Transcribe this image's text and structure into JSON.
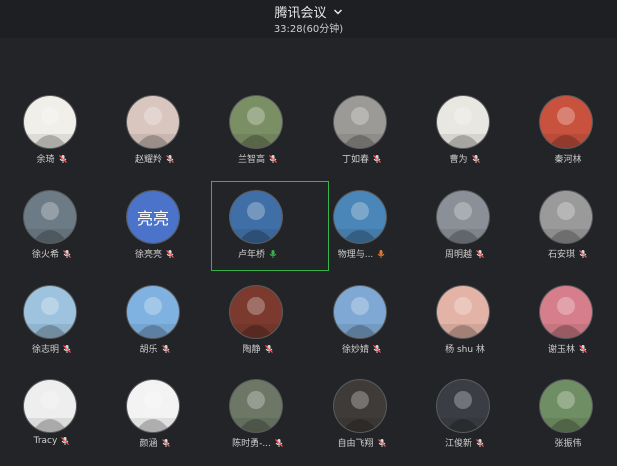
{
  "header": {
    "title": "腾讯会议",
    "duration": "33:28(60分钟)"
  },
  "participants": [
    {
      "name": "余琦",
      "avatar_text": "",
      "avatar_bg": "#f0efe9",
      "mic_state": "muted"
    },
    {
      "name": "赵耀羚",
      "avatar_text": "",
      "avatar_bg": "#d9c7bf",
      "mic_state": "muted"
    },
    {
      "name": "兰智高",
      "avatar_text": "",
      "avatar_bg": "#7b8f64",
      "mic_state": "muted"
    },
    {
      "name": "丁如春",
      "avatar_text": "",
      "avatar_bg": "#9c9a96",
      "mic_state": "muted"
    },
    {
      "name": "曹为",
      "avatar_text": "",
      "avatar_bg": "#e9e7e2",
      "mic_state": "muted"
    },
    {
      "name": "秦河林",
      "avatar_text": "",
      "avatar_bg": "#c9523e",
      "mic_state": "none"
    },
    {
      "name": "徐火希",
      "avatar_text": "",
      "avatar_bg": "#6d7b86",
      "mic_state": "muted"
    },
    {
      "name": "徐亮亮",
      "avatar_text": "亮亮",
      "avatar_bg": "#4a73c9",
      "mic_state": "muted"
    },
    {
      "name": "卢年桥",
      "avatar_text": "",
      "avatar_bg": "#3f6fa6",
      "mic_state": "speaking"
    },
    {
      "name": "物理与...",
      "avatar_text": "",
      "avatar_bg": "#4a86b7",
      "mic_state": "orange"
    },
    {
      "name": "周明越",
      "avatar_text": "",
      "avatar_bg": "#8a8f98",
      "mic_state": "muted"
    },
    {
      "name": "石安琪",
      "avatar_text": "",
      "avatar_bg": "#9a9a9a",
      "mic_state": "muted"
    },
    {
      "name": "徐志明",
      "avatar_text": "",
      "avatar_bg": "#9ec3de",
      "mic_state": "muted"
    },
    {
      "name": "胡乐",
      "avatar_text": "",
      "avatar_bg": "#7fb2e0",
      "mic_state": "muted"
    },
    {
      "name": "陶静",
      "avatar_text": "",
      "avatar_bg": "#7b3a2d",
      "mic_state": "muted"
    },
    {
      "name": "徐妙婧",
      "avatar_text": "",
      "avatar_bg": "#7fa9d4",
      "mic_state": "muted"
    },
    {
      "name": "杨 shu 林",
      "avatar_text": "",
      "avatar_bg": "#e2b3a6",
      "mic_state": "none"
    },
    {
      "name": "谢玉林",
      "avatar_text": "",
      "avatar_bg": "#d67e8b",
      "mic_state": "muted"
    },
    {
      "name": "Tracy",
      "avatar_text": "",
      "avatar_bg": "#eeeeee",
      "mic_state": "muted"
    },
    {
      "name": "颜涵",
      "avatar_text": "",
      "avatar_bg": "#f3f3f3",
      "mic_state": "muted"
    },
    {
      "name": "陈时勇-...",
      "avatar_text": "",
      "avatar_bg": "#6c7766",
      "mic_state": "muted"
    },
    {
      "name": "自由飞翔",
      "avatar_text": "",
      "avatar_bg": "#3f3b38",
      "mic_state": "muted"
    },
    {
      "name": "江俊新",
      "avatar_text": "",
      "avatar_bg": "#3a3d43",
      "mic_state": "muted"
    },
    {
      "name": "张振伟",
      "avatar_text": "",
      "avatar_bg": "#6f8e63",
      "mic_state": "none"
    }
  ],
  "colors": {
    "background": "#232427",
    "active_border": "#36b34a",
    "mic_muted": "#d9d9d9",
    "mic_muted_slash": "#ff5b5b",
    "mic_speaking": "#36b34a",
    "mic_orange": "#e37a33"
  }
}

-=-=-=-=-

Reproduce every line exactly and omit all pictures.

**RESPONSE BELOW**
Transcribe this image's text and structure into JSON.
{
  "header": {
    "title": "腾讯会议",
    "duration": "33:28(60分钟)"
  },
  "participants": [
    {
      "name": "余琦",
      "avatar_text": "",
      "avatar_bg": "#f0efe9",
      "mic_state": "muted"
    },
    {
      "name": "赵耀羚",
      "avatar_text": "",
      "avatar_bg": "#d9c7bf",
      "mic_state": "muted"
    },
    {
      "name": "兰智高",
      "avatar_text": "",
      "avatar_bg": "#7b8f64",
      "mic_state": "muted"
    },
    {
      "name": "丁如春",
      "avatar_text": "",
      "avatar_bg": "#9c9a96",
      "mic_state": "muted"
    },
    {
      "name": "曹为",
      "avatar_text": "",
      "avatar_bg": "#e9e7e2",
      "mic_state": "muted"
    },
    {
      "name": "秦河林",
      "avatar_text": "",
      "avatar_bg": "#c9523e",
      "mic_state": "none"
    },
    {
      "name": "徐火希",
      "avatar_text": "",
      "avatar_bg": "#6d7b86",
      "mic_state": "muted"
    },
    {
      "name": "徐亮亮",
      "avatar_text": "亮亮",
      "avatar_bg": "#4a73c9",
      "mic_state": "muted"
    },
    {
      "name": "卢年桥",
      "avatar_text": "",
      "avatar_bg": "#3f6fa6",
      "mic_state": "speaking"
    },
    {
      "name": "物理与...",
      "avatar_text": "",
      "avatar_bg": "#4a86b7",
      "mic_state": "orange"
    },
    {
      "name": "周明越",
      "avatar_text": "",
      "avatar_bg": "#8a8f98",
      "mic_state": "muted"
    },
    {
      "name": "石安琪",
      "avatar_text": "",
      "avatar_bg": "#9a9a9a",
      "mic_state": "muted"
    },
    {
      "name": "徐志明",
      "avatar_text": "",
      "avatar_bg": "#9ec3de",
      "mic_state": "muted"
    },
    {
      "name": "胡乐",
      "avatar_text": "",
      "avatar_bg": "#7fb2e0",
      "mic_state": "muted"
    },
    {
      "name": "陶静",
      "avatar_text": "",
      "avatar_bg": "#7b3a2d",
      "mic_state": "muted"
    },
    {
      "name": "徐妙婧",
      "avatar_text": "",
      "avatar_bg": "#7fa9d4",
      "mic_state": "muted"
    },
    {
      "name": "杨 shu 林",
      "avatar_text": "",
      "avatar_bg": "#e2b3a6",
      "mic_state": "none"
    },
    {
      "name": "谢玉林",
      "avatar_text": "",
      "avatar_bg": "#d67e8b",
      "mic_state": "muted"
    },
    {
      "name": "Tracy",
      "avatar_text": "",
      "avatar_bg": "#eeeeee",
      "mic_state": "muted"
    },
    {
      "name": "颜涵",
      "avatar_text": "",
      "avatar_bg": "#f3f3f3",
      "mic_state": "muted"
    },
    {
      "name": "陈时勇-...",
      "avatar_text": "",
      "avatar_bg": "#6c7766",
      "mic_state": "muted"
    },
    {
      "name": "自由飞翔",
      "avatar_text": "",
      "avatar_bg": "#3f3b38",
      "mic_state": "muted"
    },
    {
      "name": "江俊新",
      "avatar_text": "",
      "avatar_bg": "#3a3d43",
      "mic_state": "muted"
    },
    {
      "name": "张振伟",
      "avatar_text": "",
      "avatar_bg": "#6f8e63",
      "mic_state": "none"
    }
  ],
  "colors": {
    "background": "#232427",
    "active_border": "#36b34a",
    "mic_muted": "#d9d9d9",
    "mic_muted_slash": "#ff5b5b",
    "mic_speaking": "#36b34a",
    "mic_orange": "#e37a33"
  }
}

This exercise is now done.